▸ **EXERCISE REQUIREMENTS**
Reproduce the listing below in full and without alteration, apart from its pictures.

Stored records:
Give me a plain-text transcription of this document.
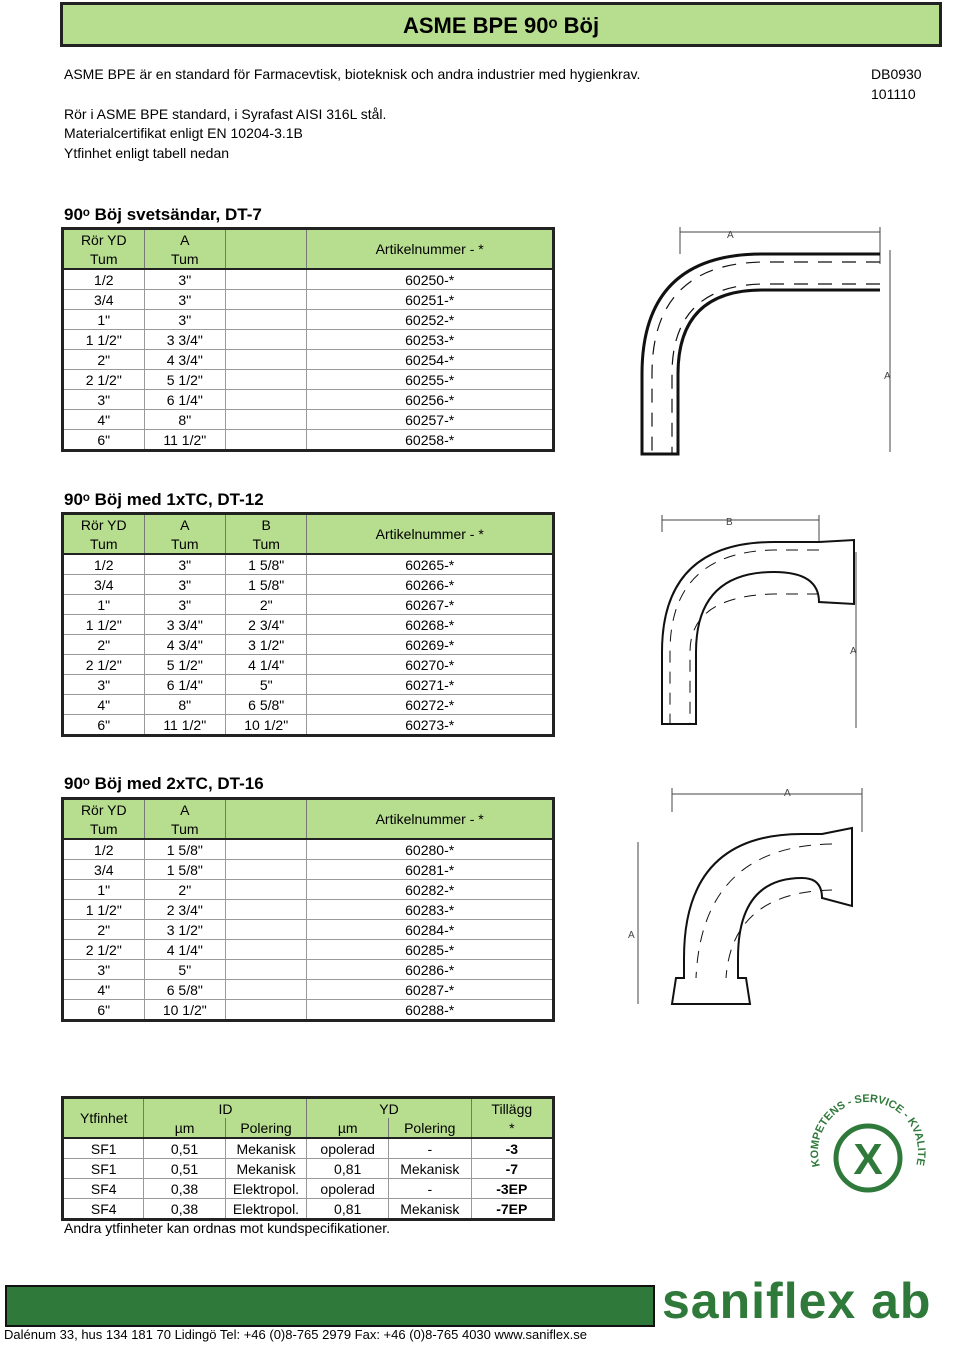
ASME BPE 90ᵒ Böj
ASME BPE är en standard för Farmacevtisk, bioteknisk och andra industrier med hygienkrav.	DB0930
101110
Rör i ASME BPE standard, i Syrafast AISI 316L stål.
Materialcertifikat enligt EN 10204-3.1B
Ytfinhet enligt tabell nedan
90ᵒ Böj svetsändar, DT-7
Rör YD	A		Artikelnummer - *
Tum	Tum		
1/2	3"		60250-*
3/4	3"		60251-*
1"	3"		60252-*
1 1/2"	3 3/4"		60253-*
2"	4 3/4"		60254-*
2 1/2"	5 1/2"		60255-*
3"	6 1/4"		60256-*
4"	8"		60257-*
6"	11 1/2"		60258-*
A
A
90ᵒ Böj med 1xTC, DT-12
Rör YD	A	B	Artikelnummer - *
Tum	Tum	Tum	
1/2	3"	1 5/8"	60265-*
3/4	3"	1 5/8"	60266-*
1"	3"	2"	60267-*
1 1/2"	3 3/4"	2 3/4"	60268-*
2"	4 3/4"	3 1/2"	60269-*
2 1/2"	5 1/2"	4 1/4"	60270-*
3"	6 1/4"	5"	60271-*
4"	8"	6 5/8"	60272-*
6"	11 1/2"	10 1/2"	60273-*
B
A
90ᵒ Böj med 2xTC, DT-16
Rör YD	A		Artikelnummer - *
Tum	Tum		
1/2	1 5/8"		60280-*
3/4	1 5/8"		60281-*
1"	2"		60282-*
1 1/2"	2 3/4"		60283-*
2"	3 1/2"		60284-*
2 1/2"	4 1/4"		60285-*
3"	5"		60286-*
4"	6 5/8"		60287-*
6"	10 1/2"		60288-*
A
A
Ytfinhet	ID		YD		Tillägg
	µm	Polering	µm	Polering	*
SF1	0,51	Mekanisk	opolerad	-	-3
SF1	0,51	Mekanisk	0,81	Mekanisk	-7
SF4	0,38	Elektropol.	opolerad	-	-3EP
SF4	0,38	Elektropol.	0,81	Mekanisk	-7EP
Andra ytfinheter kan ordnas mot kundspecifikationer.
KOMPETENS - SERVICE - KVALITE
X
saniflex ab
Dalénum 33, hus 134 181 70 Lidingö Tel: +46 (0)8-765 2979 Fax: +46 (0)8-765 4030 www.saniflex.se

▸ **SOLVED EXERCISE**
Give me a plain-text transcription of this document.
ASME BPE 90ᵒ Böj
ASME BPE är en standard för Farmacevtisk, bioteknisk och andra industrier med hygienkrav.	DB0930
101110
Rör i ASME BPE standard, i Syrafast AISI 316L stål.
Materialcertifikat enligt EN 10204-3.1B
Ytfinhet enligt tabell nedan
90ᵒ Böj svetsändar, DT-7
Rör YD	A		Artikelnummer - *
Tum	Tum		
1/2	3"		60250-*
3/4	3"		60251-*
1"	3"		60252-*
1 1/2"	3 3/4"		60253-*
2"	4 3/4"		60254-*
2 1/2"	5 1/2"		60255-*
3"	6 1/4"		60256-*
4"	8"		60257-*
6"	11 1/2"		60258-*
A
A
90ᵒ Böj med 1xTC, DT-12
Rör YD	A	B	Artikelnummer - *
Tum	Tum	Tum	
1/2	3"	1 5/8"	60265-*
3/4	3"	1 5/8"	60266-*
1"	3"	2"	60267-*
1 1/2"	3 3/4"	2 3/4"	60268-*
2"	4 3/4"	3 1/2"	60269-*
2 1/2"	5 1/2"	4 1/4"	60270-*
3"	6 1/4"	5"	60271-*
4"	8"	6 5/8"	60272-*
6"	11 1/2"	10 1/2"	60273-*
B
A
90ᵒ Böj med 2xTC, DT-16
Rör YD	A		Artikelnummer - *
Tum	Tum		
1/2	1 5/8"		60280-*
3/4	1 5/8"		60281-*
1"	2"		60282-*
1 1/2"	2 3/4"		60283-*
2"	3 1/2"		60284-*
2 1/2"	4 1/4"		60285-*
3"	5"		60286-*
4"	6 5/8"		60287-*
6"	10 1/2"		60288-*
A
A
Ytfinhet	ID		YD		Tillägg
	µm	Polering	µm	Polering	*
SF1	0,51	Mekanisk	opolerad	-	-3
SF1	0,51	Mekanisk	0,81	Mekanisk	-7
SF4	0,38	Elektropol.	opolerad	-	-3EP
SF4	0,38	Elektropol.	0,81	Mekanisk	-7EP
Andra ytfinheter kan ordnas mot kundspecifikationer.
KOMPETENS - SERVICE - KVALITE
X
saniflex ab
Dalénum 33, hus 134 181 70 Lidingö Tel: +46 (0)8-765 2979 Fax: +46 (0)8-765 4030 www.saniflex.se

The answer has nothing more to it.